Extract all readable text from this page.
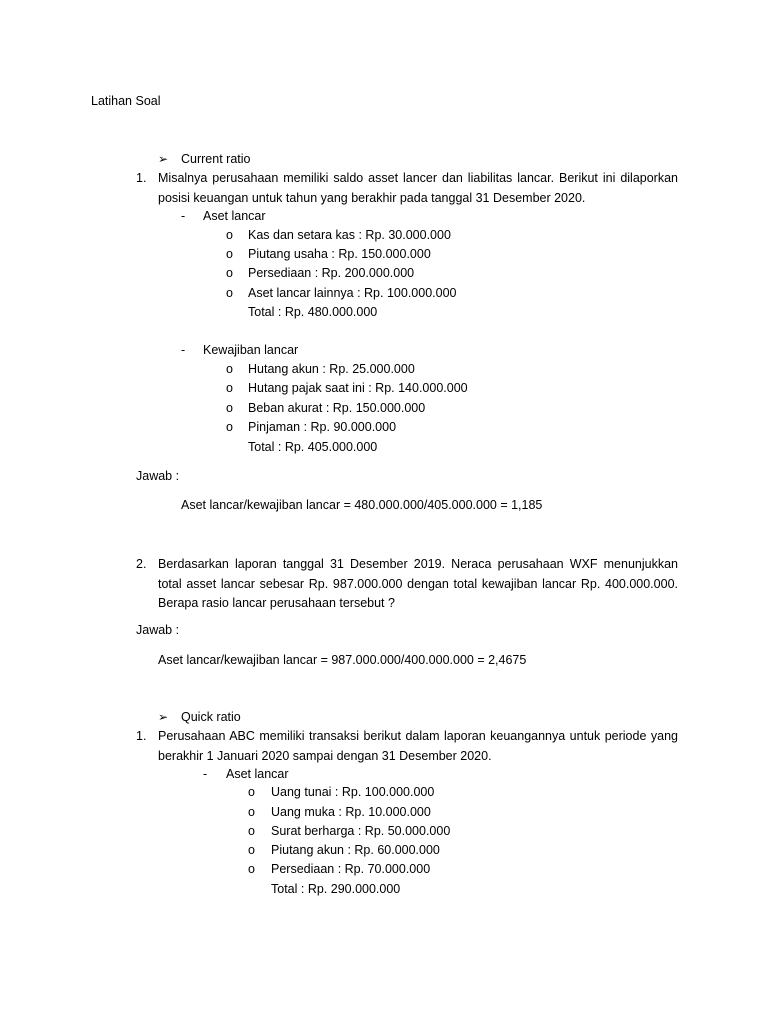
Latihan Soal
➢ Current ratio
1. Misalnya perusahaan memiliki saldo asset lancer dan liabilitas lancar. Berikut ini dilaporkan posisi keuangan untuk tahun yang berakhir pada tanggal 31 Desember 2020.
- Aset lancar
o Kas dan setara kas : Rp. 30.000.000
o Piutang usaha : Rp. 150.000.000
o Persediaan : Rp. 200.000.000
o Aset lancar lainnya : Rp. 100.000.000
Total : Rp. 480.000.000
- Kewajiban lancar
o Hutang akun : Rp. 25.000.000
o Hutang pajak saat ini : Rp. 140.000.000
o Beban akurat : Rp. 150.000.000
o Pinjaman : Rp. 90.000.000
Total : Rp. 405.000.000
Jawab :
Aset lancar/kewajiban lancar = 480.000.000/405.000.000 = 1,185
2. Berdasarkan laporan tanggal 31 Desember 2019. Neraca perusahaan WXF menunjukkan total asset lancar sebesar Rp. 987.000.000 dengan total kewajiban lancar Rp. 400.000.000. Berapa rasio lancar perusahaan tersebut ?
Jawab :
Aset lancar/kewajiban lancar = 987.000.000/400.000.000 = 2,4675
➢ Quick ratio
1. Perusahaan ABC memiliki transaksi berikut dalam laporan keuangannya untuk periode yang berakhir 1 Januari 2020 sampai dengan 31 Desember 2020.
- Aset lancar
o Uang tunai : Rp. 100.000.000
o Uang muka : Rp. 10.000.000
o Surat berharga : Rp. 50.000.000
o Piutang akun : Rp. 60.000.000
o Persediaan : Rp. 70.000.000
Total : Rp. 290.000.000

* * * * * * *

> _WHAT TO PRODUCE_
Repeat the data exactly, excluding the pictures.

> _FULL OUTPUT_
Extract all readable text from this page.
Latihan Soal
➢ Current ratio
1. Misalnya perusahaan memiliki saldo asset lancer dan liabilitas lancar. Berikut ini dilaporkan posisi keuangan untuk tahun yang berakhir pada tanggal 31 Desember 2020.
- Aset lancar
o Kas dan setara kas : Rp. 30.000.000
o Piutang usaha : Rp. 150.000.000
o Persediaan : Rp. 200.000.000
o Aset lancar lainnya : Rp. 100.000.000
Total : Rp. 480.000.000
- Kewajiban lancar
o Hutang akun : Rp. 25.000.000
o Hutang pajak saat ini : Rp. 140.000.000
o Beban akurat : Rp. 150.000.000
o Pinjaman : Rp. 90.000.000
Total : Rp. 405.000.000
Jawab :
Aset lancar/kewajiban lancar = 480.000.000/405.000.000 = 1,185
2. Berdasarkan laporan tanggal 31 Desember 2019. Neraca perusahaan WXF menunjukkan total asset lancar sebesar Rp. 987.000.000 dengan total kewajiban lancar Rp. 400.000.000. Berapa rasio lancar perusahaan tersebut ?
Jawab :
Aset lancar/kewajiban lancar = 987.000.000/400.000.000 = 2,4675
➢ Quick ratio
1. Perusahaan ABC memiliki transaksi berikut dalam laporan keuangannya untuk periode yang berakhir 1 Januari 2020 sampai dengan 31 Desember 2020.
- Aset lancar
o Uang tunai : Rp. 100.000.000
o Uang muka : Rp. 10.000.000
o Surat berharga : Rp. 50.000.000
o Piutang akun : Rp. 60.000.000
o Persediaan : Rp. 70.000.000
Total : Rp. 290.000.000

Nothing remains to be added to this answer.